> _Available records_:
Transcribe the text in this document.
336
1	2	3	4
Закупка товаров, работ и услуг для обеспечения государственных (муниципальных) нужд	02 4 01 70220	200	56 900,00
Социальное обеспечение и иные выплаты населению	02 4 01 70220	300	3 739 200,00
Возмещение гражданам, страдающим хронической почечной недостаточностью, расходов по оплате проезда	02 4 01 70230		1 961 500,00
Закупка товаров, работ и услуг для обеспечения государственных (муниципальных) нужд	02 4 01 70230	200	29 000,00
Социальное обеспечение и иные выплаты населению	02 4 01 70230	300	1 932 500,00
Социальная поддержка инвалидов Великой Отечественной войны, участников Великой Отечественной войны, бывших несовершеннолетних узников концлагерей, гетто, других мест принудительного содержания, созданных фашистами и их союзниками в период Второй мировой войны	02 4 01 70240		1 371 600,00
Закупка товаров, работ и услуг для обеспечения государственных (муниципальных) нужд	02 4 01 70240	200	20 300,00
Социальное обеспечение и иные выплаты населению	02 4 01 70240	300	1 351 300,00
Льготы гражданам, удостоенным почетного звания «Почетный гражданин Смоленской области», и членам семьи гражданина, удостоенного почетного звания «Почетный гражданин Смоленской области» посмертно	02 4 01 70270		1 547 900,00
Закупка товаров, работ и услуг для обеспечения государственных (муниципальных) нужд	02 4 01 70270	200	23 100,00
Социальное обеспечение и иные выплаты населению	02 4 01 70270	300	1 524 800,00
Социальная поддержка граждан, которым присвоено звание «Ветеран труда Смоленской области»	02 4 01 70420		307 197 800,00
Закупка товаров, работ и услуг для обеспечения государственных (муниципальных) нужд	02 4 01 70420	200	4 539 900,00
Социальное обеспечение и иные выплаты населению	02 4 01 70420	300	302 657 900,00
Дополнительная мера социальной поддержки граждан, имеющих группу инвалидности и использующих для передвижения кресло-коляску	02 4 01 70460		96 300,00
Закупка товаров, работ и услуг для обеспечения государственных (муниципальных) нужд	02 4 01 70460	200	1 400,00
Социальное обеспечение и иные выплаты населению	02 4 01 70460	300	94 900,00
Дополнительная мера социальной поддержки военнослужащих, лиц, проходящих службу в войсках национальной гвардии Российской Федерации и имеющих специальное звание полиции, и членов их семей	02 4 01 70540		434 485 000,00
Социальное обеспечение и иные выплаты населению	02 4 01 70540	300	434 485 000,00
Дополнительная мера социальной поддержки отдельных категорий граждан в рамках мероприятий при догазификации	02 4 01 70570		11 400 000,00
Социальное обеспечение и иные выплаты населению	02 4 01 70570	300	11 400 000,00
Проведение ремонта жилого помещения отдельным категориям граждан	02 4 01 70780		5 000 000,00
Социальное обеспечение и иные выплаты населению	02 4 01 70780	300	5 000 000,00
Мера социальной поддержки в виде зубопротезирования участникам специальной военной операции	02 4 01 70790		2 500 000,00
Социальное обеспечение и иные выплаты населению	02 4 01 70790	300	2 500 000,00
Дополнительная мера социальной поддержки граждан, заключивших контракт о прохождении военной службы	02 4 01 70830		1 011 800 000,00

> _Exercise task_: Print out the whole listing exactly as it appears.

> _Exercise output_:
Transcribe the text in this document.
336
1	2	3	4
Закупка товаров, работ и услуг для обеспечения государственных (муниципальных) нужд	02 4 01 70220	200	56 900,00
Социальное обеспечение и иные выплаты населению	02 4 01 70220	300	3 739 200,00
Возмещение гражданам, страдающим хронической почечной недостаточностью, расходов по оплате проезда	02 4 01 70230		1 961 500,00
Закупка товаров, работ и услуг для обеспечения государственных (муниципальных) нужд	02 4 01 70230	200	29 000,00
Социальное обеспечение и иные выплаты населению	02 4 01 70230	300	1 932 500,00
Социальная поддержка инвалидов Великой Отечественной войны, участников Великой Отечественной войны, бывших несовершеннолетних узников концлагерей, гетто, других мест принудительного содержания, созданных фашистами и их союзниками в период Второй мировой войны	02 4 01 70240		1 371 600,00
Закупка товаров, работ и услуг для обеспечения государственных (муниципальных) нужд	02 4 01 70240	200	20 300,00
Социальное обеспечение и иные выплаты населению	02 4 01 70240	300	1 351 300,00
Льготы гражданам, удостоенным почетного звания «Почетный гражданин Смоленской области», и членам семьи гражданина, удостоенного почетного звания «Почетный гражданин Смоленской области» посмертно	02 4 01 70270		1 547 900,00
Закупка товаров, работ и услуг для обеспечения государственных (муниципальных) нужд	02 4 01 70270	200	23 100,00
Социальное обеспечение и иные выплаты населению	02 4 01 70270	300	1 524 800,00
Социальная поддержка граждан, которым присвоено звание «Ветеран труда Смоленской области»	02 4 01 70420		307 197 800,00
Закупка товаров, работ и услуг для обеспечения государственных (муниципальных) нужд	02 4 01 70420	200	4 539 900,00
Социальное обеспечение и иные выплаты населению	02 4 01 70420	300	302 657 900,00
Дополнительная мера социальной поддержки граждан, имеющих группу инвалидности и использующих для передвижения кресло-коляску	02 4 01 70460		96 300,00
Закупка товаров, работ и услуг для обеспечения государственных (муниципальных) нужд	02 4 01 70460	200	1 400,00
Социальное обеспечение и иные выплаты населению	02 4 01 70460	300	94 900,00
Дополнительная мера социальной поддержки военнослужащих, лиц, проходящих службу в войсках национальной гвардии Российской Федерации и имеющих специальное звание полиции, и членов их семей	02 4 01 70540		434 485 000,00
Социальное обеспечение и иные выплаты населению	02 4 01 70540	300	434 485 000,00
Дополнительная мера социальной поддержки отдельных категорий граждан в рамках мероприятий при догазификации	02 4 01 70570		11 400 000,00
Социальное обеспечение и иные выплаты населению	02 4 01 70570	300	11 400 000,00
Проведение ремонта жилого помещения отдельным категориям граждан	02 4 01 70780		5 000 000,00
Социальное обеспечение и иные выплаты населению	02 4 01 70780	300	5 000 000,00
Мера социальной поддержки в виде зубопротезирования участникам специальной военной операции	02 4 01 70790		2 500 000,00
Социальное обеспечение и иные выплаты населению	02 4 01 70790	300	2 500 000,00
Дополнительная мера социальной поддержки граждан, заключивших контракт о прохождении военной службы	02 4 01 70830		1 011 800 000,00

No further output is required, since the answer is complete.